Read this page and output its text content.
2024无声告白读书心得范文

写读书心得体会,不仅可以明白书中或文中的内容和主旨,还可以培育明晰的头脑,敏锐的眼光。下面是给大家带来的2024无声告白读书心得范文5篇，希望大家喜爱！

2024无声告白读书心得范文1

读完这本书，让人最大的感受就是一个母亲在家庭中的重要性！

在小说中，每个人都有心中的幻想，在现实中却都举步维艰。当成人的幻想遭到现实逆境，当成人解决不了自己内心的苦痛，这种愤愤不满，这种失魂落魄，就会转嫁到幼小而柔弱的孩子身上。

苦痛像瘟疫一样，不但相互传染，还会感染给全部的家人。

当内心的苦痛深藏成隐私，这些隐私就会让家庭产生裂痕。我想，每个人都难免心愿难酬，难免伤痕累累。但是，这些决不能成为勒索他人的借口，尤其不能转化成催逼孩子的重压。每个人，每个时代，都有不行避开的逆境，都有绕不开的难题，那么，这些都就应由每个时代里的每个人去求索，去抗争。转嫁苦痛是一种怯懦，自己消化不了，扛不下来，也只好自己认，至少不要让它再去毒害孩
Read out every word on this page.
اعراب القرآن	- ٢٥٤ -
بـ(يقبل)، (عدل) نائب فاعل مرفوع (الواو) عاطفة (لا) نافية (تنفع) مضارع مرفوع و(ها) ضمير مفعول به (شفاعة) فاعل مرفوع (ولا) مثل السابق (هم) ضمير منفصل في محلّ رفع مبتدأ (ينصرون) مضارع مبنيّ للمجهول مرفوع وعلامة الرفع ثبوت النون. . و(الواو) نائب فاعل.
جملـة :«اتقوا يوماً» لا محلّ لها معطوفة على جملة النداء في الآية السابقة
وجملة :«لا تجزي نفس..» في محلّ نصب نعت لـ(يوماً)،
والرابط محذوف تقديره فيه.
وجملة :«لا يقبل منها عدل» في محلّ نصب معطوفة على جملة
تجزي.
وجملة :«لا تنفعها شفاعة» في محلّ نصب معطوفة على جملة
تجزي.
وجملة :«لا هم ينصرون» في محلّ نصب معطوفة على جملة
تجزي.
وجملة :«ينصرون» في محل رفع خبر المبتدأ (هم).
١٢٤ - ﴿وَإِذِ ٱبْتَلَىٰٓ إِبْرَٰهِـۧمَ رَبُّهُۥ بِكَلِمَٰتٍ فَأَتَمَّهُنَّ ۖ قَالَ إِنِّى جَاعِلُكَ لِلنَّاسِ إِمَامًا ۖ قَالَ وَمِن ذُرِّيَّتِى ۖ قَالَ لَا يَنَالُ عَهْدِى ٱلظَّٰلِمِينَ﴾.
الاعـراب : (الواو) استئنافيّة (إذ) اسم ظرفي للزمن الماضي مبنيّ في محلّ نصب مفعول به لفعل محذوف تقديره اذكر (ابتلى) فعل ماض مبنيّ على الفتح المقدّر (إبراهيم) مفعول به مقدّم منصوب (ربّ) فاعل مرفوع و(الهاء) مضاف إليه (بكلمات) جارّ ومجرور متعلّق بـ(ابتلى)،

Exercise details:
Output all of the data again, exactly.

Finished task:
Read this page and output its text content.
2024无声告白读书心得范文

写读书心得体会,不仅可以明白书中或文中的内容和主旨,还可以培育明晰的头脑,敏锐的眼光。下面是给大家带来的2024无声告白读书心得范文5篇，希望大家喜爱！

2024无声告白读书心得范文1

读完这本书，让人最大的感受就是一个母亲在家庭中的重要性！

在小说中，每个人都有心中的幻想，在现实中却都举步维艰。当成人的幻想遭到现实逆境，当成人解决不了自己内心的苦痛，这种愤愤不满，这种失魂落魄，就会转嫁到幼小而柔弱的孩子身上。

苦痛像瘟疫一样，不但相互传染，还会感染给全部的家人。

当内心的苦痛深藏成隐私，这些隐私就会让家庭产生裂痕。我想，每个人都难免心愿难酬，难免伤痕累累。但是，这些决不能成为勒索他人的借口，尤其不能转化成催逼孩子的重压。每个人，每个时代，都有不行避开的逆境，都有绕不开的难题，那么，这些都就应由每个时代里的每个人去求索，去抗争。转嫁苦痛是一种怯懦，自己消化不了，扛不下来，也只好自己认，至少不要让它再去毒害孩
Read out every word on this page.
اعراب القرآن	- ٢٥٤ -
بـ(يقبل)، (عدل) نائب فاعل مرفوع (الواو) عاطفة (لا) نافية (تنفع) مضارع مرفوع و(ها) ضمير مفعول به (شفاعة) فاعل مرفوع (ولا) مثل السابق (هم) ضمير منفصل في محلّ رفع مبتدأ (ينصرون) مضارع مبنيّ للمجهول مرفوع وعلامة الرفع ثبوت النون. . و(الواو) نائب فاعل.
جملـة :«اتقوا يوماً» لا محلّ لها معطوفة على جملة النداء في الآية السابقة
وجملة :«لا تجزي نفس..» في محلّ نصب نعت لـ(يوماً)،
والرابط محذوف تقديره فيه.
وجملة :«لا يقبل منها عدل» في محلّ نصب معطوفة على جملة
تجزي.
وجملة :«لا تنفعها شفاعة» في محلّ نصب معطوفة على جملة
تجزي.
وجملة :«لا هم ينصرون» في محلّ نصب معطوفة على جملة
تجزي.
وجملة :«ينصرون» في محل رفع خبر المبتدأ (هم).
١٢٤ - ﴿وَإِذِ ٱبْتَلَىٰٓ إِبْرَٰهِـۧمَ رَبُّهُۥ بِكَلِمَٰتٍ فَأَتَمَّهُنَّ ۖ قَالَ إِنِّى جَاعِلُكَ لِلنَّاسِ إِمَامًا ۖ قَالَ وَمِن ذُرِّيَّتِى ۖ قَالَ لَا يَنَالُ عَهْدِى ٱلظَّٰلِمِينَ﴾.
الاعـراب : (الواو) استئنافيّة (إذ) اسم ظرفي للزمن الماضي مبنيّ في محلّ نصب مفعول به لفعل محذوف تقديره اذكر (ابتلى) فعل ماض مبنيّ على الفتح المقدّر (إبراهيم) مفعول به مقدّم منصوب (ربّ) فاعل مرفوع و(الهاء) مضاف إليه (بكلمات) جارّ ومجرور متعلّق بـ(ابتلى)،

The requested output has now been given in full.